#### What needs to be done:
Reproduce the listing below verbatim, omitting the pictures.

** BEGIN Data records **

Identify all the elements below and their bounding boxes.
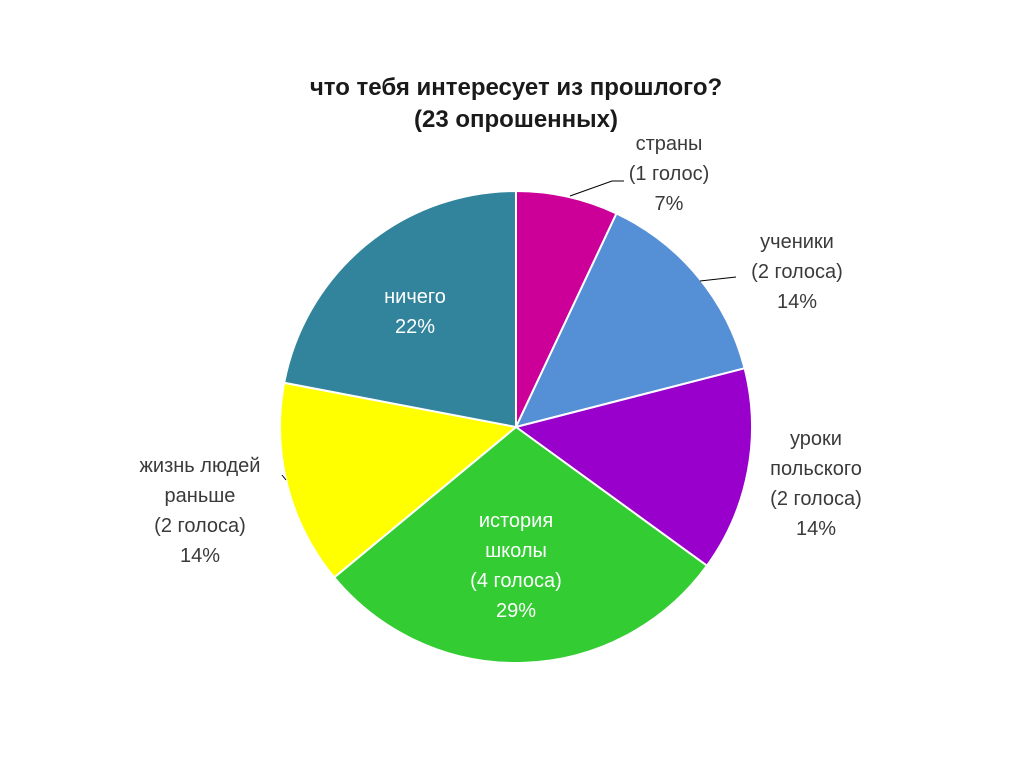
pie-slice-nichego: [283, 189, 517, 429]
data-label-ucheniki: ученики (2 голоса) 14%: [751, 231, 843, 313]
pie-slice-istoriya: [332, 425, 709, 664]
data-label-istoriya-line-3: (4 голоса): [470, 570, 562, 592]
data-labels: страны(1 голос)7%ученики(2 голоса)14%уро…: [140, 133, 862, 622]
pie-slice-strany: [515, 189, 618, 428]
data-label-nichego-line-1: ничего: [384, 286, 446, 308]
data-label-istoriya-line-1: история: [479, 510, 553, 532]
pie-slice-uroki: [513, 367, 753, 568]
data-label-uroki-line-2: польского: [770, 458, 862, 480]
data-label-nichego-line-2: 22%: [395, 316, 435, 338]
data-label-zhizn-line-3: (2 голоса): [154, 515, 246, 537]
data-label-zhizn-line-1: жизнь людей: [140, 455, 261, 477]
pie-slices: [279, 189, 753, 664]
data-label-istoriya-line-2: школы: [485, 540, 547, 562]
data-label-uroki: уроки польского (2 голоса) 14%: [770, 428, 862, 540]
data-label-uroki-line-3: (2 голоса): [770, 488, 862, 510]
leader-lines: [281, 180, 737, 481]
data-label-ucheniki-line-2: (2 голоса): [751, 261, 843, 283]
data-label-istoriya: история школы (4 голоса) 29%: [470, 510, 562, 622]
leader-line-strany: [569, 180, 624, 197]
data-label-istoriya-line-4: 29%: [496, 600, 536, 622]
data-label-ucheniki-line-3: 14%: [777, 291, 817, 313]
pie-slice-ucheniki: [514, 212, 746, 429]
chart-title-line-1: что тебя интересует из прошлого?: [310, 74, 722, 101]
data-label-nichego: ничего 22%: [384, 286, 446, 338]
data-label-zhizn: жизнь людей раньше (2 голоса) 14%: [140, 455, 261, 567]
data-label-strany-line-1: страны: [636, 133, 703, 155]
chart-title: что тебя интересует из прошлого? (23 опр…: [310, 74, 722, 133]
pie-slice-zhizn: [279, 381, 519, 579]
data-label-strany-line-2: (1 голос): [629, 163, 710, 185]
data-label-strany: страны (1 голос) 7%: [629, 133, 710, 215]
data-label-zhizn-line-4: 14%: [180, 545, 220, 567]
leader-line-zhizn: [281, 474, 287, 481]
data-label-uroki-line-1: уроки: [790, 428, 842, 450]
chart-title-line-2: (23 опрошенных): [414, 106, 618, 133]
data-label-strany-line-3: 7%: [655, 193, 684, 215]
leader-line-ucheniki: [699, 276, 737, 282]
data-label-zhizn-line-2: раньше: [165, 485, 236, 507]
data-label-ucheniki-line-1: ученики: [760, 231, 834, 253]
data-label-uroki-line-4: 14%: [796, 518, 836, 540]
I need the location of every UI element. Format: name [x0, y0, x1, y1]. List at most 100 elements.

** END Data records **

#### Result for this task:
Identify all the elements below and their bounding boxes.
pie-slice-nichego: [283, 189, 517, 429]
data-label-ucheniki: ученики (2 голоса) 14%: [751, 231, 843, 313]
pie-slice-istoriya: [332, 425, 709, 664]
data-label-istoriya-line-3: (4 голоса): [470, 570, 562, 592]
data-labels: страны(1 голос)7%ученики(2 голоса)14%уро…: [140, 133, 862, 622]
pie-slice-strany: [515, 189, 618, 428]
data-label-nichego-line-1: ничего: [384, 286, 446, 308]
data-label-istoriya-line-1: история: [479, 510, 553, 532]
pie-slice-uroki: [513, 367, 753, 568]
data-label-uroki-line-2: польского: [770, 458, 862, 480]
data-label-nichego-line-2: 22%: [395, 316, 435, 338]
data-label-zhizn-line-3: (2 голоса): [154, 515, 246, 537]
data-label-zhizn-line-1: жизнь людей: [140, 455, 261, 477]
pie-slices: [279, 189, 753, 664]
data-label-istoriya-line-2: школы: [485, 540, 547, 562]
data-label-uroki: уроки польского (2 голоса) 14%: [770, 428, 862, 540]
data-label-uroki-line-3: (2 голоса): [770, 488, 862, 510]
leader-lines: [281, 180, 737, 481]
data-label-ucheniki-line-2: (2 голоса): [751, 261, 843, 283]
data-label-istoriya: история школы (4 голоса) 29%: [470, 510, 562, 622]
leader-line-strany: [569, 180, 624, 197]
data-label-istoriya-line-4: 29%: [496, 600, 536, 622]
data-label-ucheniki-line-3: 14%: [777, 291, 817, 313]
pie-slice-ucheniki: [514, 212, 746, 429]
chart-title-line-1: что тебя интересует из прошлого?: [310, 74, 722, 101]
data-label-nichego: ничего 22%: [384, 286, 446, 338]
data-label-zhizn: жизнь людей раньше (2 голоса) 14%: [140, 455, 261, 567]
data-label-strany-line-1: страны: [636, 133, 703, 155]
chart-title: что тебя интересует из прошлого? (23 опр…: [310, 74, 722, 133]
pie-slice-zhizn: [279, 381, 519, 579]
data-label-strany-line-2: (1 голос): [629, 163, 710, 185]
data-label-strany: страны (1 голос) 7%: [629, 133, 710, 215]
data-label-zhizn-line-4: 14%: [180, 545, 220, 567]
leader-line-zhizn: [281, 474, 287, 481]
data-label-uroki-line-1: уроки: [790, 428, 842, 450]
chart-title-line-2: (23 опрошенных): [414, 106, 618, 133]
data-label-strany-line-3: 7%: [655, 193, 684, 215]
leader-line-ucheniki: [699, 276, 737, 282]
data-label-zhizn-line-2: раньше: [165, 485, 236, 507]
data-label-ucheniki-line-1: ученики: [760, 231, 834, 253]
data-label-uroki-line-4: 14%: [796, 518, 836, 540]
I need the location of every UI element. Format: name [x0, y0, x1, y1]. List at most 100 elements.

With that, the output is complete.